• _EXERCISE TASK_:
Restate the listing that follows word for word, without its pictures.

━━━━━ DATA IN THIS EXERCISE ━━━━━

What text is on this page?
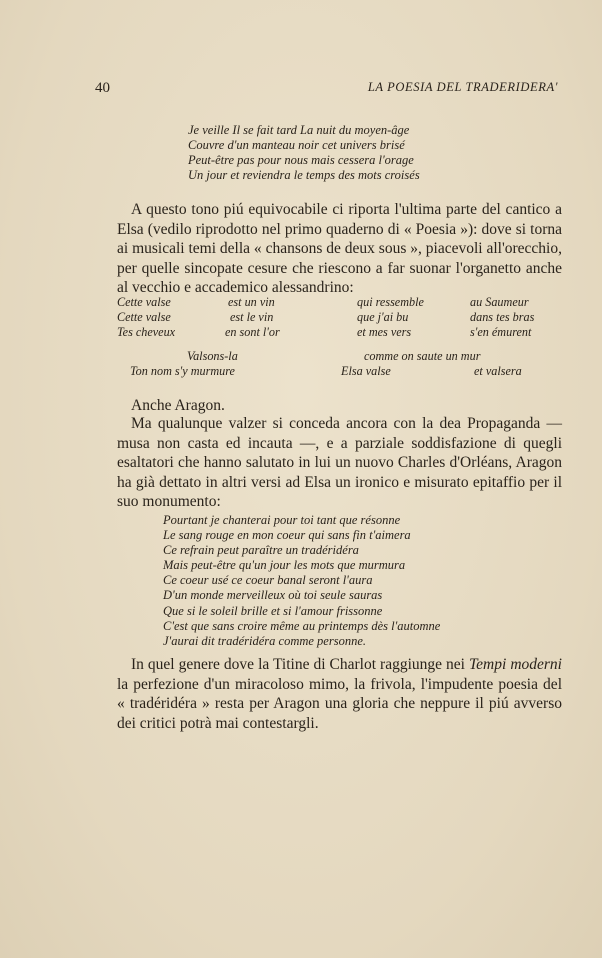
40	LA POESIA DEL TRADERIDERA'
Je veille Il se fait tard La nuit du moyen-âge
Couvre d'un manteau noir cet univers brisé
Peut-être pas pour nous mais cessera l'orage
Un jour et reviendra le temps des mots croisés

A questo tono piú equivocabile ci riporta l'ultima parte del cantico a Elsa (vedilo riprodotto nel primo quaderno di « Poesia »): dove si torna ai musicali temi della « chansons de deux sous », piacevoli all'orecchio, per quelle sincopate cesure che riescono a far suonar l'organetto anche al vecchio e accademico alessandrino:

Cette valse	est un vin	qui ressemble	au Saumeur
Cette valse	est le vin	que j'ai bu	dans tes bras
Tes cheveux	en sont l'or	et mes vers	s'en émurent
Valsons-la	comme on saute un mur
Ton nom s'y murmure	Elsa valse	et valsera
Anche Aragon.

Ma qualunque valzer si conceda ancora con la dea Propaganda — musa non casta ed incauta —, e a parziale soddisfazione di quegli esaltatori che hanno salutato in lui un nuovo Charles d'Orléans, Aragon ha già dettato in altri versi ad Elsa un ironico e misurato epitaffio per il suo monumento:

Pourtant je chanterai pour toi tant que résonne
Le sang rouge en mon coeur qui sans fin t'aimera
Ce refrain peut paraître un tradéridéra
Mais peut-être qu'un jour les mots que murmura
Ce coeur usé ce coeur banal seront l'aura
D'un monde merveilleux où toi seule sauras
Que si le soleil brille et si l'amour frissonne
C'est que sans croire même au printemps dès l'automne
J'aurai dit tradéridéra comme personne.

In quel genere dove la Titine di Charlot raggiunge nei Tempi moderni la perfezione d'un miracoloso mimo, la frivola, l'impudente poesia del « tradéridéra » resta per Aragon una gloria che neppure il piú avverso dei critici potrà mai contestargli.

━━━━━

• _EXERCISE SOLUTION_:
What text is on this page?
40	LA POESIA DEL TRADERIDERA'
Je veille Il se fait tard La nuit du moyen-âge
Couvre d'un manteau noir cet univers brisé
Peut-être pas pour nous mais cessera l'orage
Un jour et reviendra le temps des mots croisés

A questo tono piú equivocabile ci riporta l'ultima parte del cantico a Elsa (vedilo riprodotto nel primo quaderno di « Poesia »): dove si torna ai musicali temi della « chansons de deux sous », piacevoli all'orecchio, per quelle sincopate cesure che riescono a far suonar l'organetto anche al vecchio e accademico alessandrino:

Cette valse	est un vin	qui ressemble	au Saumeur
Cette valse	est le vin	que j'ai bu	dans tes bras
Tes cheveux	en sont l'or	et mes vers	s'en émurent
Valsons-la	comme on saute un mur
Ton nom s'y murmure	Elsa valse	et valsera
Anche Aragon.

Ma qualunque valzer si conceda ancora con la dea Propaganda — musa non casta ed incauta —, e a parziale soddisfazione di quegli esaltatori che hanno salutato in lui un nuovo Charles d'Orléans, Aragon ha già dettato in altri versi ad Elsa un ironico e misurato epitaffio per il suo monumento:

Pourtant je chanterai pour toi tant que résonne
Le sang rouge en mon coeur qui sans fin t'aimera
Ce refrain peut paraître un tradéridéra
Mais peut-être qu'un jour les mots que murmura
Ce coeur usé ce coeur banal seront l'aura
D'un monde merveilleux où toi seule sauras
Que si le soleil brille et si l'amour frissonne
C'est que sans croire même au printemps dès l'automne
J'aurai dit tradéridéra comme personne.

In quel genere dove la Titine di Charlot raggiunge nei Tempi moderni la perfezione d'un miracoloso mimo, la frivola, l'impudente poesia del « tradéridéra » resta per Aragon una gloria che neppure il piú avverso dei critici potrà mai contestargli.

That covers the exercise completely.